'''

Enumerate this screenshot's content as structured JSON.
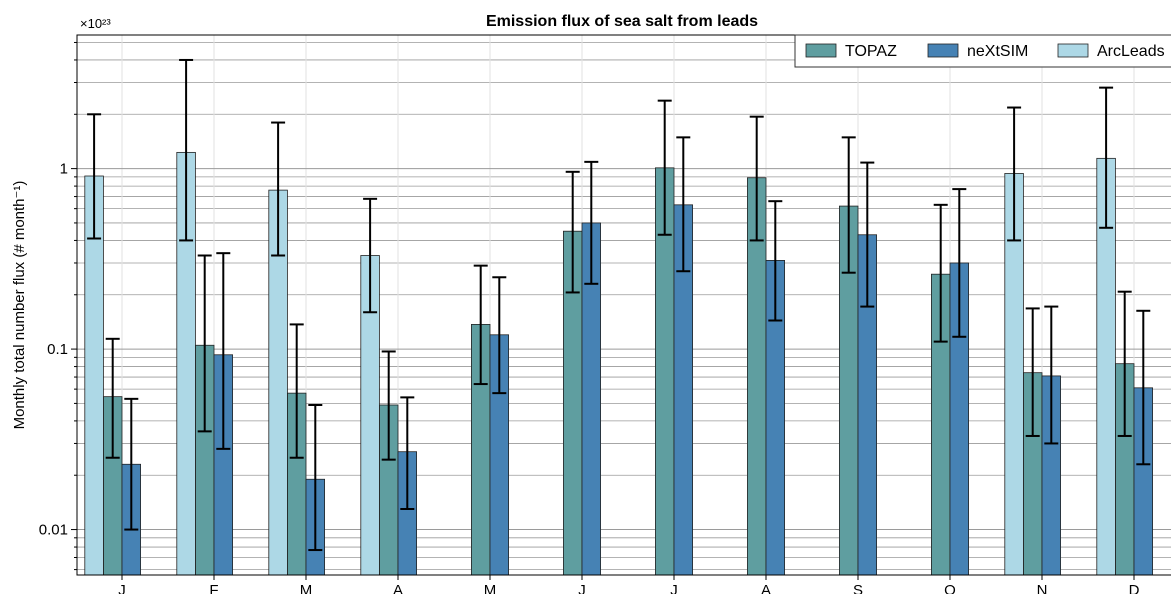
{
  "chart_data": {
    "type": "bar",
    "title": "Emission flux of sea salt from leads",
    "y_label": "Monthly total number flux (# month⁻¹)",
    "y_scale_label": "×10²³",
    "yscale": "log",
    "grid": true,
    "legend": "upper right",
    "categories": [
      "J",
      "F",
      "M",
      "A",
      "M",
      "J",
      "J",
      "A",
      "S",
      "O",
      "N",
      "D"
    ],
    "ylim": [
      0.0056,
      5.5
    ],
    "yticks": [
      0.01,
      0.1,
      1
    ],
    "yminorticks": [
      0.006,
      0.007,
      0.008,
      0.009,
      0.02,
      0.03,
      0.04,
      0.05,
      0.06,
      0.07,
      0.08,
      0.09,
      0.2,
      0.3,
      0.4,
      0.5,
      0.6,
      0.7,
      0.8,
      0.9,
      2,
      3,
      4,
      5
    ],
    "series": [
      {
        "name": "TOPAZ",
        "color": "#5f9ea0",
        "values": [
          0.0545,
          0.105,
          0.057,
          0.049,
          0.137,
          0.45,
          1.01,
          0.89,
          0.62,
          0.26,
          0.074,
          0.083
        ],
        "lower": [
          0.025,
          0.035,
          0.025,
          0.0244,
          0.064,
          0.206,
          0.43,
          0.4,
          0.265,
          0.11,
          0.033,
          0.033
        ],
        "upper": [
          0.114,
          0.33,
          0.137,
          0.097,
          0.29,
          0.96,
          2.38,
          1.94,
          1.49,
          0.63,
          0.168,
          0.208
        ]
      },
      {
        "name": "neXtSIM",
        "color": "#4682b4",
        "values": [
          0.023,
          0.093,
          0.019,
          0.027,
          0.12,
          0.5,
          0.63,
          0.31,
          0.43,
          0.3,
          0.071,
          0.061
        ],
        "lower": [
          0.01,
          0.028,
          0.0077,
          0.013,
          0.057,
          0.23,
          0.27,
          0.144,
          0.172,
          0.117,
          0.03,
          0.023
        ],
        "upper": [
          0.053,
          0.34,
          0.049,
          0.054,
          0.25,
          1.09,
          1.49,
          0.66,
          1.08,
          0.77,
          0.172,
          0.163
        ]
      },
      {
        "name": "ArcLeads",
        "color": "#add8e6",
        "values": [
          0.91,
          1.23,
          0.76,
          0.33,
          null,
          null,
          null,
          null,
          null,
          null,
          0.94,
          1.14
        ],
        "lower": [
          0.41,
          0.4,
          0.33,
          0.16,
          null,
          null,
          null,
          null,
          null,
          null,
          0.4,
          0.47
        ],
        "upper": [
          2.0,
          4.0,
          1.8,
          0.68,
          null,
          null,
          null,
          null,
          null,
          null,
          2.18,
          2.81
        ]
      }
    ]
  }
}
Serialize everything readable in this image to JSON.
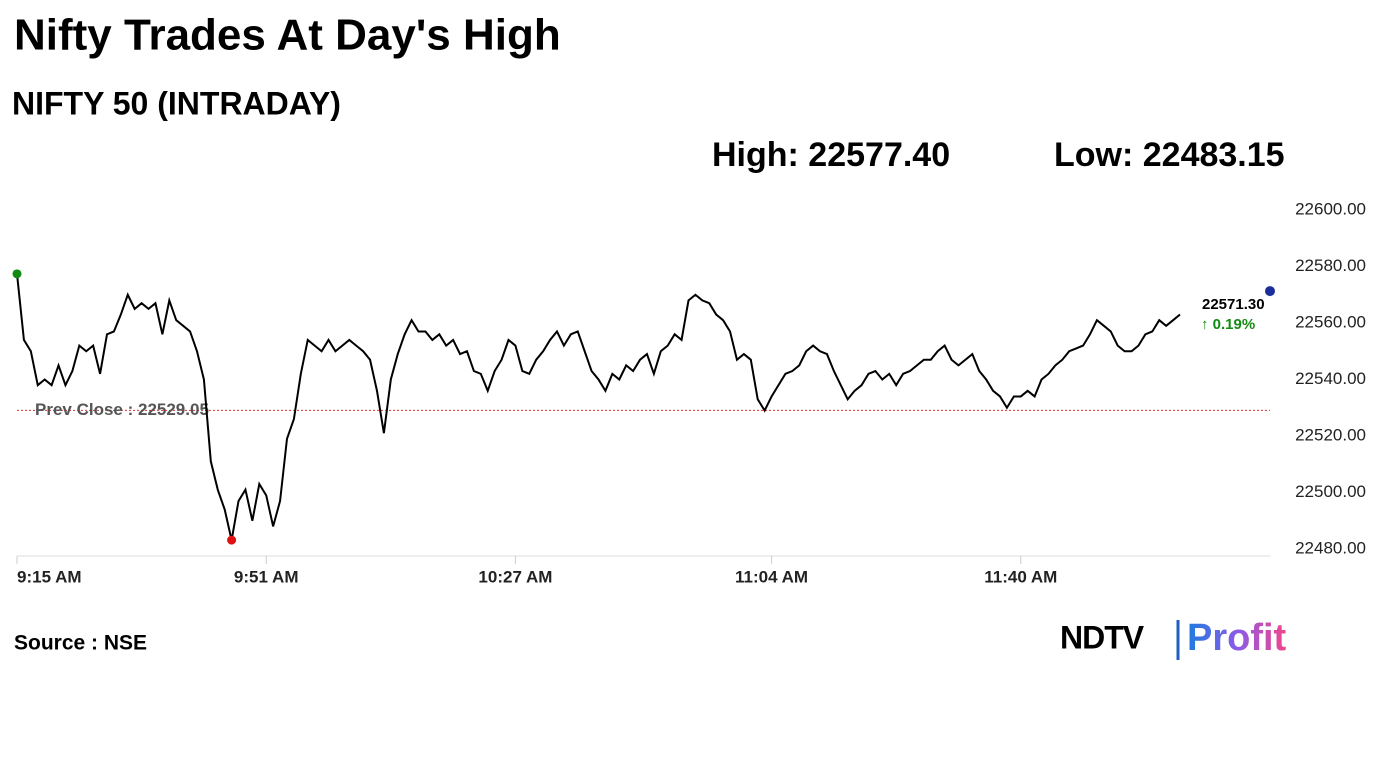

'''

= Written task =
Pick out all lines containing the string "JSON".

= Answer below =
Enumerate this screenshot's content as structured JSON.
Serialize everything readable in this image to JSON.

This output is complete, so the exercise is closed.